[Dataset entries]
....
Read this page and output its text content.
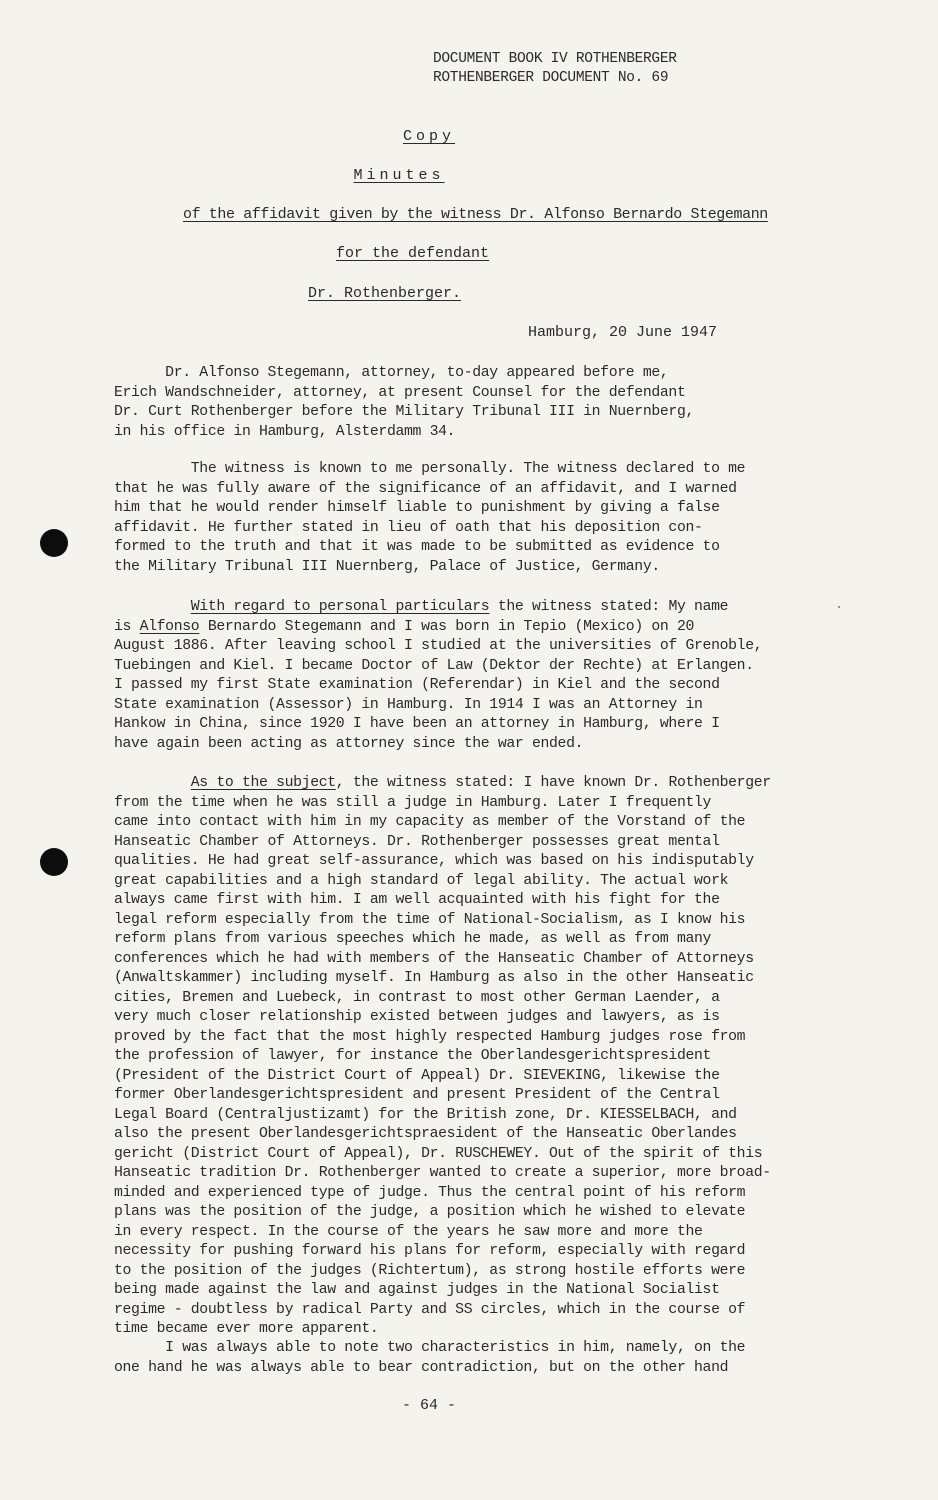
DOCUMENT BOOK IV ROTHENBERGER
ROTHENBERGER DOCUMENT No. 69
Copy
Minutes
of the affidavit given by the witness Dr. Alfonso Bernardo Stegemann
for the defendant
Dr. Rothenberger.
Hamburg, 20 June 1947

Dr. Alfonso Stegemann, attorney, to-day appeared before me,

Erich Wandschneider, attorney, at present Counsel for the defendant

Dr. Curt Rothenberger before the Military Tribunal III in Nuernberg,

in his office in Hamburg, Alsterdamm 34.

The witness is known to me personally. The witness declared to me

that he was fully aware of the significance of an affidavit, and I warned

him that he would render himself liable to punishment by giving a false

affidavit. He further stated in lieu of oath that his deposition con-

formed to the truth and that it was made to be submitted as evidence to

the Military Tribunal III Nuernberg, Palace of Justice, Germany.

With regard to personal particulars the witness stated: My name

is Alfonso Bernardo Stegemann and I was born in Tepio (Mexico) on 20

August 1886. After leaving school I studied at the universities of Grenoble,

Tuebingen and Kiel. I became Doctor of Law (Dektor der Rechte) at Erlangen.

I passed my first State examination (Referendar) in Kiel and the second

State examination (Assessor) in Hamburg. In 1914 I was an Attorney in

Hankow in China, since 1920 I have been an attorney in Hamburg, where I

have again been acting as attorney since the war ended.

As to the subject, the witness stated: I have known Dr. Rothenberger

from the time when he was still a judge in Hamburg. Later I frequently

came into contact with him in my capacity as member of the Vorstand of the

Hanseatic Chamber of Attorneys. Dr. Rothenberger possesses great mental

qualities. He had great self-assurance, which was based on his indisputably

great capabilities and a high standard of legal ability. The actual work

always came first with him. I am well acquainted with his fight for the

legal reform especially from the time of National-Socialism, as I know his

reform plans from various speeches which he made, as well as from many

conferences which he had with members of the Hanseatic Chamber of Attorneys

(Anwaltskammer) including myself. In Hamburg as also in the other Hanseatic

cities, Bremen and Luebeck, in contrast to most other German Laender, a

very much closer relationship existed between judges and lawyers, as is

proved by the fact that the most highly respected Hamburg judges rose from

the profession of lawyer, for instance the Oberlandesgerichtspresident

(President of the District Court of Appeal) Dr. SIEVEKING, likewise the

former Oberlandesgerichtspresident and present President of the Central

Legal Board (Centraljustizamt) for the British zone, Dr. KIESSELBACH, and

also the present Oberlandesgerichtspraesident of the Hanseatic Oberlandes

gericht (District Court of Appeal), Dr. RUSCHEWEY. Out of the spirit of this

Hanseatic tradition Dr. Rothenberger wanted to create a superior, more broad-

minded and experienced type of judge. Thus the central point of his reform

plans was the position of the judge, a position which he wished to elevate

in every respect. In the course of the years he saw more and more the

necessity for pushing forward his plans for reform, especially with regard

to the position of the judges (Richtertum), as strong hostile efforts were

being made against the law and against judges in the National Socialist

regime - doubtless by radical Party and SS circles, which in the course of

time became ever more apparent.

I was always able to note two characteristics in him, namely, on the

one hand he was always able to bear contradiction, but on the other hand

- 64 -
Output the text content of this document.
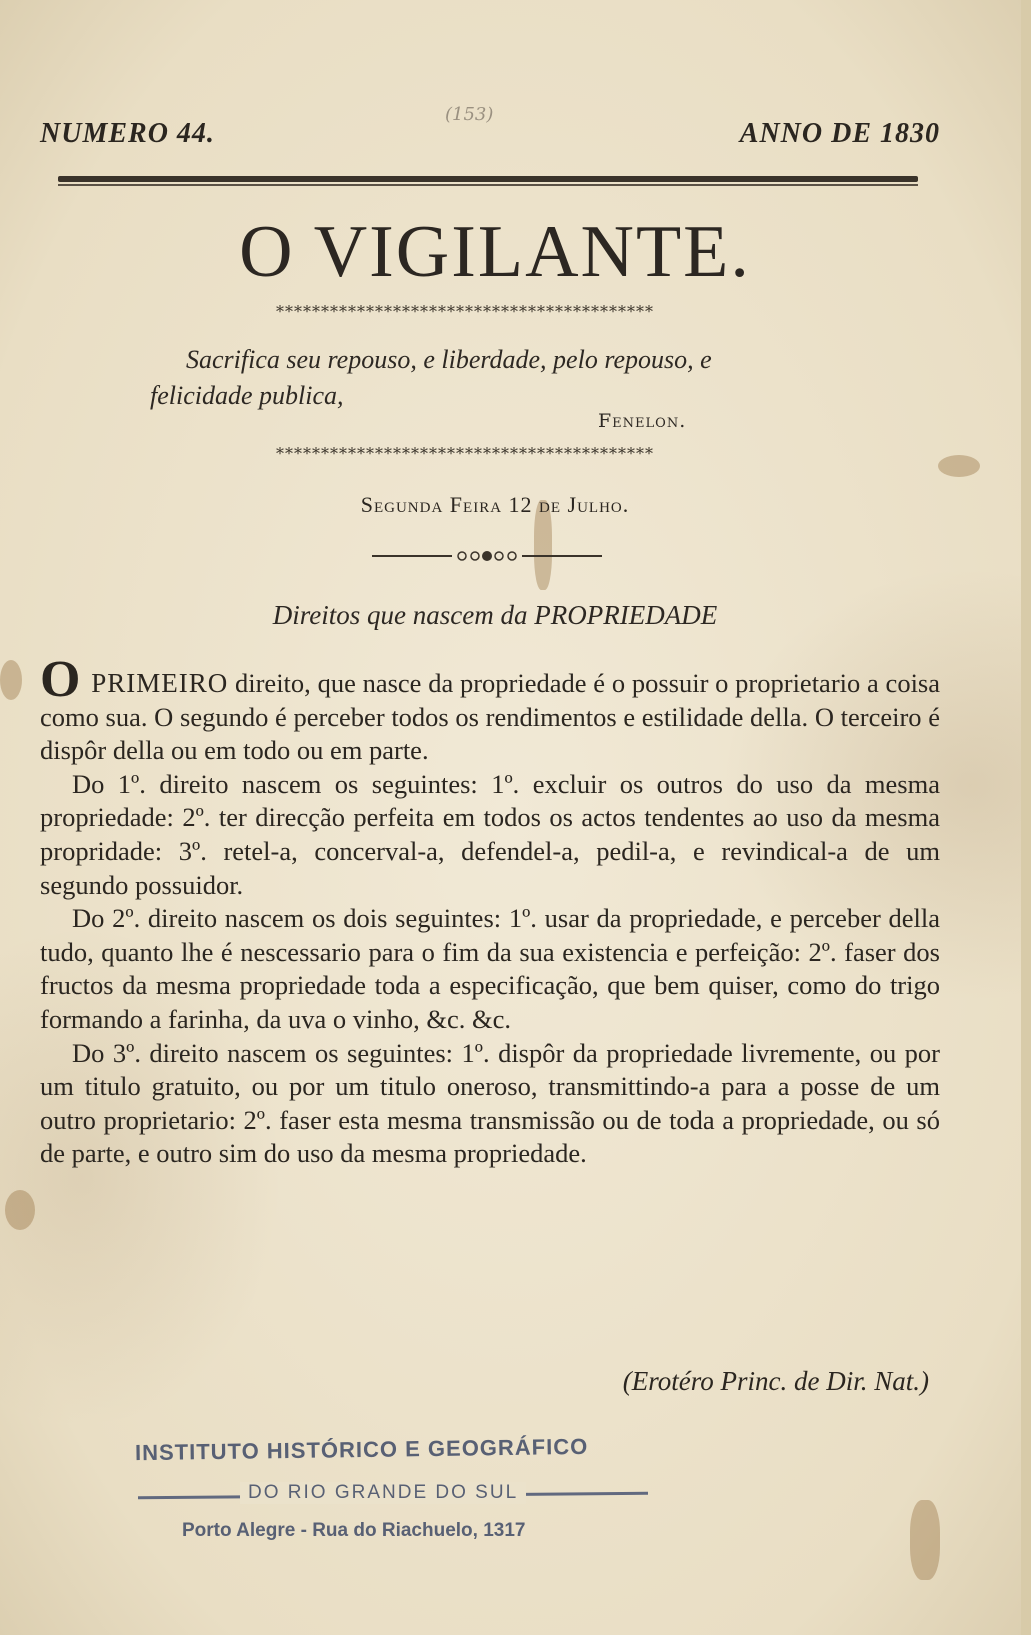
(153)
NUMERO 44.	ANNO DE 1830
O VIGILANTE.
******************************************
Sacrifica seu repouso, e liberdade, pelo repouso, e felicidade publica,
Fenelon.
******************************************
Segunda Feira 12 de Julho.
Direitos que nascem da PROPRIEDADE

O PRIMEIRO direito, que nasce da propriedade é o possuir o proprietario a coisa como sua. O segundo é perceber todos os rendimentos e estilidade della. O terceiro é dispôr della ou em todo ou em parte.

Do 1º. direito nascem os seguintes: 1º. excluir os outros do uso da mesma propriedade: 2º. ter direcção perfeita em todos os actos tendentes ao uso da mesma propridade: 3º. retel-a, concerval-a, defendel-a, pedil-a, e revindical-a de um segundo possuidor.

Do 2º. direito nascem os dois seguintes: 1º. usar da propriedade, e perceber della tudo, quanto lhe é nescessario para o fim da sua existencia e perfeição: 2º. faser dos fructos da mesma propriedade toda a especificação, que bem quiser, como do trigo formando a farinha, da uva o vinho, &c. &c.

Do 3º. direito nascem os seguintes: 1º. dispôr da propriedade livremente, ou por um titulo gratuito, ou por um titulo oneroso, transmittindo-a para a posse de um outro proprietario: 2º. faser esta mesma transmissão ou de toda a propriedade, ou só de parte, e outro sim do uso da mesma propriedade.

(Erotéro Princ. de Dir. Nat.)
INSTITUTO HISTÓRICO E GEOGRÁFICO
DO RIO GRANDE DO SUL
Porto Alegre - Rua do Riachuelo, 1317
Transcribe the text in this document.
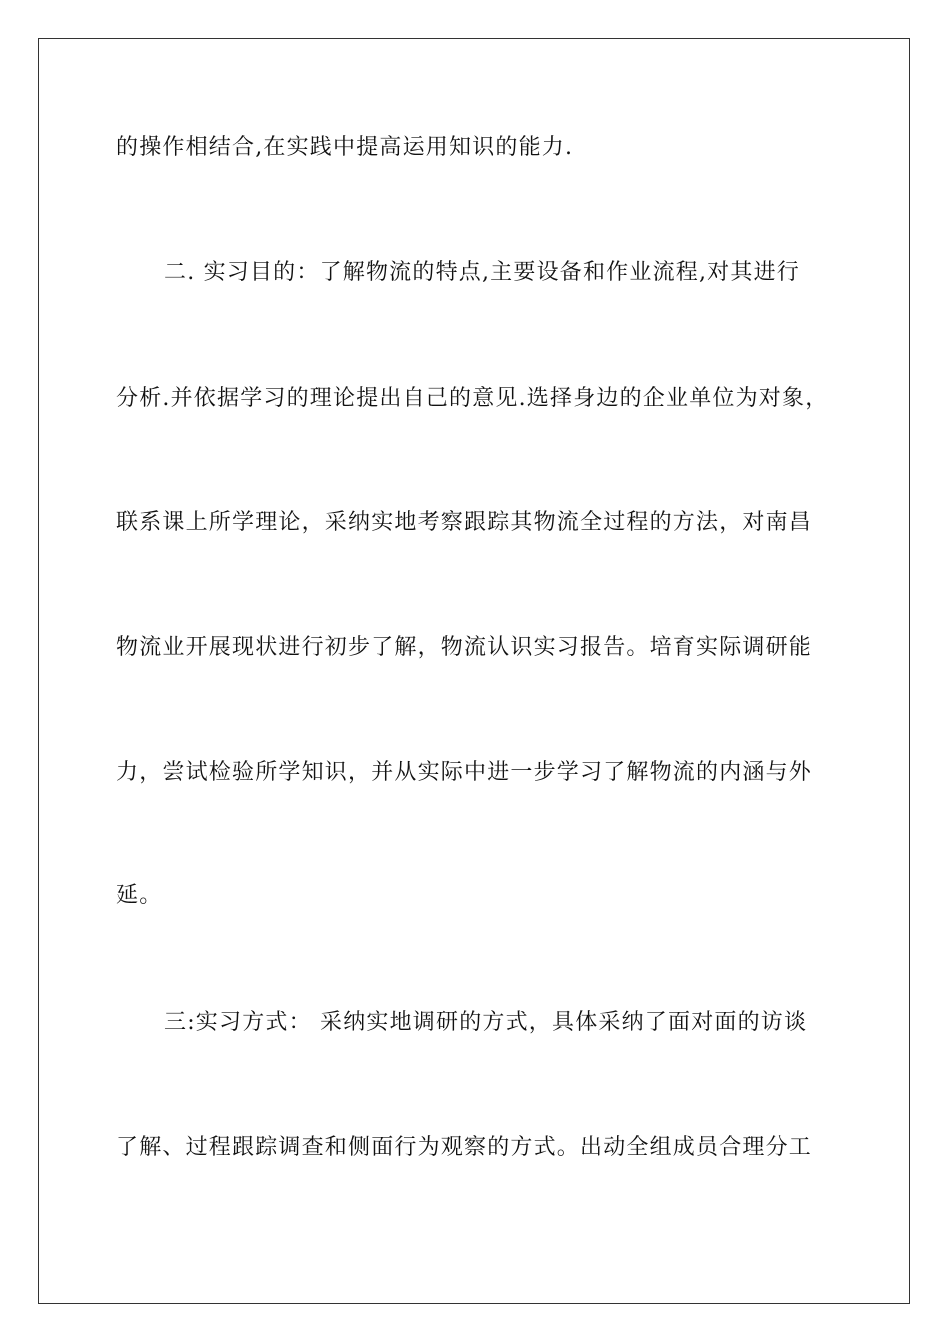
的操作相结合,在实践中提高运用知识的能力.
二. 实习目的：了解物流的特点,主要设备和作业流程,对其进行
分析.并依据学习的理论提出自己的意见.选择身边的企业单位为对象，
联系课上所学理论，采纳实地考察跟踪其物流全过程的方法，对南昌
物流业开展现状进行初步了解，物流认识实习报告。培育实际调研能
力，尝试检验所学知识，并从实际中进一步学习了解物流的内涵与外
延。
三:实习方式： 采纳实地调研的方式，具体采纳了面对面的访谈
了解、过程跟踪调查和侧面行为观察的方式。出动全组成员合理分工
....
Challenge: Copy every line of the listing where the word "defendant" appears.

Written solution:
for the defendant
Erich Wandschneider, attorney, at present Counsel for the defendant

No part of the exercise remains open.